### Given data:
####################

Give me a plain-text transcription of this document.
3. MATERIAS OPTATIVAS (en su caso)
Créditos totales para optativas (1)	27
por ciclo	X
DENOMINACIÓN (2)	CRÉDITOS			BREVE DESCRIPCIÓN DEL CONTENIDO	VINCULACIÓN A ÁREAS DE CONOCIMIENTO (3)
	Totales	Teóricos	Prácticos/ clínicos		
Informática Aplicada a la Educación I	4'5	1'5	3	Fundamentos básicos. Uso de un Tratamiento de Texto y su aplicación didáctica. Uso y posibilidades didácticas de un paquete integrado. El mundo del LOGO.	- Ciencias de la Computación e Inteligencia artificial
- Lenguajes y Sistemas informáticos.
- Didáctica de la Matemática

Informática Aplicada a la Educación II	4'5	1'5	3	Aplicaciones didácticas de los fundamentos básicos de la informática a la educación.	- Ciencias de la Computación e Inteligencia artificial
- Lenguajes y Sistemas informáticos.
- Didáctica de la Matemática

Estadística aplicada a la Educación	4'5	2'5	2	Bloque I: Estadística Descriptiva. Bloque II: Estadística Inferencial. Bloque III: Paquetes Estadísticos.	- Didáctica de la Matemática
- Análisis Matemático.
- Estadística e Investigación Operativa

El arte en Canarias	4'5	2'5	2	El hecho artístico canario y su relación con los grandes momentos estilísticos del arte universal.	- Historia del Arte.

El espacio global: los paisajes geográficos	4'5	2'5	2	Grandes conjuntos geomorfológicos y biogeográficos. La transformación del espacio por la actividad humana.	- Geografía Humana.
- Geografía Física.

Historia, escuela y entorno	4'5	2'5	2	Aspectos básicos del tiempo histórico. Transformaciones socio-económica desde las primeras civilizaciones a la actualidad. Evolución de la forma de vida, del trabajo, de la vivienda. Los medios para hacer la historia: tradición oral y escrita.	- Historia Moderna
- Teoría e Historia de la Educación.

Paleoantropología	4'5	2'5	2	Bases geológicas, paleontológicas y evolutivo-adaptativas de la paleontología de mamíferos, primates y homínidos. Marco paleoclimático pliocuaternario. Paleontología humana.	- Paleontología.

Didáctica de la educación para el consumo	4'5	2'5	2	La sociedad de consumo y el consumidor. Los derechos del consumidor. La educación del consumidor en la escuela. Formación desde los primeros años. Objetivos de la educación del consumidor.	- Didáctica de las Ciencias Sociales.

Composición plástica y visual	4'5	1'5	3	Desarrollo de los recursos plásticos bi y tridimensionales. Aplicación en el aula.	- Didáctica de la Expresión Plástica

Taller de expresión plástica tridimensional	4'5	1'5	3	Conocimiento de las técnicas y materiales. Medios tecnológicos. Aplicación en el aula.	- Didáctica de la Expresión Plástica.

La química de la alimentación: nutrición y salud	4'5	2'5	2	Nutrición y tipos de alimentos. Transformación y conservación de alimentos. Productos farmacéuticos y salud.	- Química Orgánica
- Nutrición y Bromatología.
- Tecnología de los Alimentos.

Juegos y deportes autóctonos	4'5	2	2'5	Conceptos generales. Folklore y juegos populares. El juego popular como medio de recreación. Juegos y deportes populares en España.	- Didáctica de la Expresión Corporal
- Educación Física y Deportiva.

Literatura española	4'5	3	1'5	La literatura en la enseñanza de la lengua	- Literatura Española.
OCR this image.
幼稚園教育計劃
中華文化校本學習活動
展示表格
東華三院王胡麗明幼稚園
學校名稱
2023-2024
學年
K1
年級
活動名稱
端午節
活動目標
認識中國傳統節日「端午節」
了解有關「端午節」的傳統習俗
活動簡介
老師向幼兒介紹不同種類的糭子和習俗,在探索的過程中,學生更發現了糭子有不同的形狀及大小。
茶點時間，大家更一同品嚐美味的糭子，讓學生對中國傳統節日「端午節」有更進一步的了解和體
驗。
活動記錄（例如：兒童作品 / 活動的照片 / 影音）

####################

### Exercise prompt:
Every entry above should be retyped exactly as shown.

### Right answer:
Give me a plain-text transcription of this document.
3. MATERIAS OPTATIVAS (en su caso)
Créditos totales para optativas (1)	27
por ciclo	X
DENOMINACIÓN (2)	CRÉDITOS			BREVE DESCRIPCIÓN DEL CONTENIDO	VINCULACIÓN A ÁREAS DE CONOCIMIENTO (3)
	Totales	Teóricos	Prácticos/ clínicos		
Informática Aplicada a la Educación I	4'5	1'5	3	Fundamentos básicos. Uso de un Tratamiento de Texto y su aplicación didáctica. Uso y posibilidades didácticas de un paquete integrado. El mundo del LOGO.	- Ciencias de la Computación e Inteligencia artificial
- Lenguajes y Sistemas informáticos.
- Didáctica de la Matemática

Informática Aplicada a la Educación II	4'5	1'5	3	Aplicaciones didácticas de los fundamentos básicos de la informática a la educación.	- Ciencias de la Computación e Inteligencia artificial
- Lenguajes y Sistemas informáticos.
- Didáctica de la Matemática

Estadística aplicada a la Educación	4'5	2'5	2	Bloque I: Estadística Descriptiva. Bloque II: Estadística Inferencial. Bloque III: Paquetes Estadísticos.	- Didáctica de la Matemática
- Análisis Matemático.
- Estadística e Investigación Operativa

El arte en Canarias	4'5	2'5	2	El hecho artístico canario y su relación con los grandes momentos estilísticos del arte universal.	- Historia del Arte.

El espacio global: los paisajes geográficos	4'5	2'5	2	Grandes conjuntos geomorfológicos y biogeográficos. La transformación del espacio por la actividad humana.	- Geografía Humana.
- Geografía Física.

Historia, escuela y entorno	4'5	2'5	2	Aspectos básicos del tiempo histórico. Transformaciones socio-económica desde las primeras civilizaciones a la actualidad. Evolución de la forma de vida, del trabajo, de la vivienda. Los medios para hacer la historia: tradición oral y escrita.	- Historia Moderna
- Teoría e Historia de la Educación.

Paleoantropología	4'5	2'5	2	Bases geológicas, paleontológicas y evolutivo-adaptativas de la paleontología de mamíferos, primates y homínidos. Marco paleoclimático pliocuaternario. Paleontología humana.	- Paleontología.

Didáctica de la educación para el consumo	4'5	2'5	2	La sociedad de consumo y el consumidor. Los derechos del consumidor. La educación del consumidor en la escuela. Formación desde los primeros años. Objetivos de la educación del consumidor.	- Didáctica de las Ciencias Sociales.

Composición plástica y visual	4'5	1'5	3	Desarrollo de los recursos plásticos bi y tridimensionales. Aplicación en el aula.	- Didáctica de la Expresión Plástica

Taller de expresión plástica tridimensional	4'5	1'5	3	Conocimiento de las técnicas y materiales. Medios tecnológicos. Aplicación en el aula.	- Didáctica de la Expresión Plástica.

La química de la alimentación: nutrición y salud	4'5	2'5	2	Nutrición y tipos de alimentos. Transformación y conservación de alimentos. Productos farmacéuticos y salud.	- Química Orgánica
- Nutrición y Bromatología.
- Tecnología de los Alimentos.

Juegos y deportes autóctonos	4'5	2	2'5	Conceptos generales. Folklore y juegos populares. El juego popular como medio de recreación. Juegos y deportes populares en España.	- Didáctica de la Expresión Corporal
- Educación Física y Deportiva.

Literatura española	4'5	3	1'5	La literatura en la enseñanza de la lengua	- Literatura Española.
OCR this image.
幼稚園教育計劃
中華文化校本學習活動
展示表格
東華三院王胡麗明幼稚園
學校名稱
2023-2024
學年
K1
年級
活動名稱
端午節
活動目標
認識中國傳統節日「端午節」
了解有關「端午節」的傳統習俗
活動簡介
老師向幼兒介紹不同種類的糭子和習俗,在探索的過程中,學生更發現了糭子有不同的形狀及大小。
茶點時間，大家更一同品嚐美味的糭子，讓學生對中國傳統節日「端午節」有更進一步的了解和體
驗。
活動記錄（例如：兒童作品 / 活動的照片 / 影音）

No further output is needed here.